— START —
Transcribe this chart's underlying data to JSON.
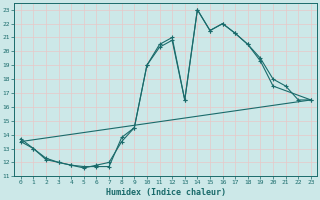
{
  "xlabel": "Humidex (Indice chaleur)",
  "xlim": [
    -0.5,
    23.5
  ],
  "ylim": [
    11,
    23.5
  ],
  "yticks": [
    11,
    12,
    13,
    14,
    15,
    16,
    17,
    18,
    19,
    20,
    21,
    22,
    23
  ],
  "xticks": [
    0,
    1,
    2,
    3,
    4,
    5,
    6,
    7,
    8,
    9,
    10,
    11,
    12,
    13,
    14,
    15,
    16,
    17,
    18,
    19,
    20,
    21,
    22,
    23
  ],
  "bg_color": "#cce8e8",
  "grid_color": "#bbdddd",
  "line_color": "#1a6b6b",
  "curve1_x": [
    0,
    1,
    2,
    3,
    4,
    5,
    6,
    7,
    8,
    9,
    10,
    11,
    12,
    13,
    14,
    15,
    16,
    17,
    18,
    19,
    20,
    21,
    22,
    23
  ],
  "curve1_y": [
    13.7,
    13.0,
    12.3,
    12.0,
    11.8,
    11.7,
    11.7,
    11.7,
    13.8,
    14.5,
    19.0,
    20.5,
    21.0,
    16.5,
    23.0,
    21.5,
    22.0,
    21.3,
    20.5,
    19.5,
    18.0,
    17.5,
    16.5,
    16.5
  ],
  "curve2_x": [
    0,
    1,
    2,
    3,
    4,
    5,
    6,
    7,
    8,
    9,
    10,
    11,
    12,
    13,
    14,
    15,
    16,
    17,
    18,
    19,
    20,
    23
  ],
  "curve2_y": [
    13.5,
    13.0,
    12.2,
    12.0,
    11.8,
    11.6,
    11.8,
    12.0,
    13.5,
    14.5,
    19.0,
    20.3,
    20.8,
    16.5,
    23.0,
    21.5,
    22.0,
    21.3,
    20.5,
    19.3,
    17.5,
    16.5
  ],
  "curve3_x": [
    0,
    23
  ],
  "curve3_y": [
    13.5,
    16.5
  ]
}
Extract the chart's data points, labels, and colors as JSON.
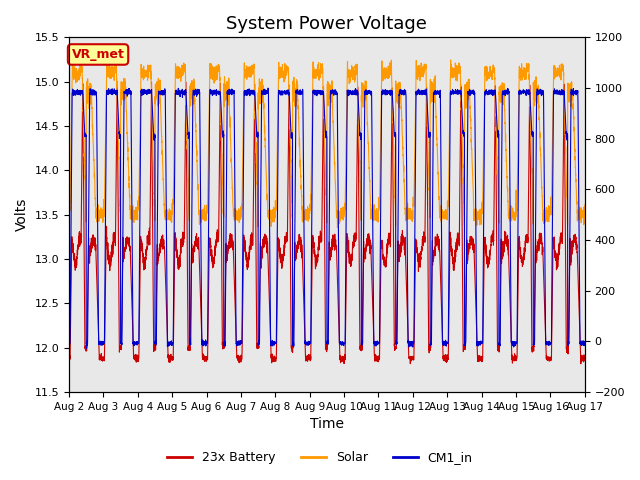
{
  "title": "System Power Voltage",
  "xlabel": "Time",
  "ylabel": "Volts",
  "ylim_left": [
    11.5,
    15.5
  ],
  "ylim_right": [
    -200,
    1200
  ],
  "yticks_left": [
    11.5,
    12.0,
    12.5,
    13.0,
    13.5,
    14.0,
    14.5,
    15.0,
    15.5
  ],
  "yticks_right": [
    -200,
    0,
    200,
    400,
    600,
    800,
    1000,
    1200
  ],
  "xtick_positions": [
    0,
    1,
    2,
    3,
    4,
    5,
    6,
    7,
    8,
    9,
    10,
    11,
    12,
    13,
    14,
    15
  ],
  "xtick_labels": [
    "Aug 2",
    "Aug 3",
    "Aug 4",
    "Aug 5",
    "Aug 6",
    "Aug 7",
    "Aug 8",
    "Aug 9",
    "Aug 10",
    "Aug 11",
    "Aug 12",
    "Aug 13",
    "Aug 14",
    "Aug 15",
    "Aug 16",
    "Aug 17"
  ],
  "n_days": 15,
  "background_color": "#e8e8e8",
  "legend_entries": [
    "23x Battery",
    "Solar",
    "CM1_in"
  ],
  "legend_colors": [
    "#cc0000",
    "#ff9900",
    "#0000cc"
  ],
  "annotation_text": "VR_met",
  "annotation_color": "#cc0000",
  "annotation_bg": "#ffff99",
  "title_fontsize": 13,
  "label_fontsize": 10,
  "tick_fontsize": 8
}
— END —
- **What you have to do**:
Omit the pictures and reproduce the listing exactly.

- **Exercise response**:
Transcribe this chart's underlying data to JSON.
{
  "xlabel": "Humidex (Indice chaleur)",
  "xlim": [
    -0.5,
    23.5
  ],
  "ylim": [
    11,
    23.5
  ],
  "yticks": [
    11,
    12,
    13,
    14,
    15,
    16,
    17,
    18,
    19,
    20,
    21,
    22,
    23
  ],
  "xticks": [
    0,
    1,
    2,
    3,
    4,
    5,
    6,
    7,
    8,
    9,
    10,
    11,
    12,
    13,
    14,
    15,
    16,
    17,
    18,
    19,
    20,
    21,
    22,
    23
  ],
  "bg_color": "#cce8e8",
  "grid_color": "#bbdddd",
  "line_color": "#1a6b6b",
  "curve1_x": [
    0,
    1,
    2,
    3,
    4,
    5,
    6,
    7,
    8,
    9,
    10,
    11,
    12,
    13,
    14,
    15,
    16,
    17,
    18,
    19,
    20,
    21,
    22,
    23
  ],
  "curve1_y": [
    13.7,
    13.0,
    12.3,
    12.0,
    11.8,
    11.7,
    11.7,
    11.7,
    13.8,
    14.5,
    19.0,
    20.5,
    21.0,
    16.5,
    23.0,
    21.5,
    22.0,
    21.3,
    20.5,
    19.5,
    18.0,
    17.5,
    16.5,
    16.5
  ],
  "curve2_x": [
    0,
    1,
    2,
    3,
    4,
    5,
    6,
    7,
    8,
    9,
    10,
    11,
    12,
    13,
    14,
    15,
    16,
    17,
    18,
    19,
    20,
    23
  ],
  "curve2_y": [
    13.5,
    13.0,
    12.2,
    12.0,
    11.8,
    11.6,
    11.8,
    12.0,
    13.5,
    14.5,
    19.0,
    20.3,
    20.8,
    16.5,
    23.0,
    21.5,
    22.0,
    21.3,
    20.5,
    19.3,
    17.5,
    16.5
  ],
  "curve3_x": [
    0,
    23
  ],
  "curve3_y": [
    13.5,
    16.5
  ]
}
Extract the chart's data points, labels, and colors as JSON.
{
  "title": "System Power Voltage",
  "xlabel": "Time",
  "ylabel": "Volts",
  "ylim_left": [
    11.5,
    15.5
  ],
  "ylim_right": [
    -200,
    1200
  ],
  "yticks_left": [
    11.5,
    12.0,
    12.5,
    13.0,
    13.5,
    14.0,
    14.5,
    15.0,
    15.5
  ],
  "yticks_right": [
    -200,
    0,
    200,
    400,
    600,
    800,
    1000,
    1200
  ],
  "xtick_positions": [
    0,
    1,
    2,
    3,
    4,
    5,
    6,
    7,
    8,
    9,
    10,
    11,
    12,
    13,
    14,
    15
  ],
  "xtick_labels": [
    "Aug 2",
    "Aug 3",
    "Aug 4",
    "Aug 5",
    "Aug 6",
    "Aug 7",
    "Aug 8",
    "Aug 9",
    "Aug 10",
    "Aug 11",
    "Aug 12",
    "Aug 13",
    "Aug 14",
    "Aug 15",
    "Aug 16",
    "Aug 17"
  ],
  "n_days": 15,
  "background_color": "#e8e8e8",
  "legend_entries": [
    "23x Battery",
    "Solar",
    "CM1_in"
  ],
  "legend_colors": [
    "#cc0000",
    "#ff9900",
    "#0000cc"
  ],
  "annotation_text": "VR_met",
  "annotation_color": "#cc0000",
  "annotation_bg": "#ffff99",
  "title_fontsize": 13,
  "label_fontsize": 10,
  "tick_fontsize": 8
}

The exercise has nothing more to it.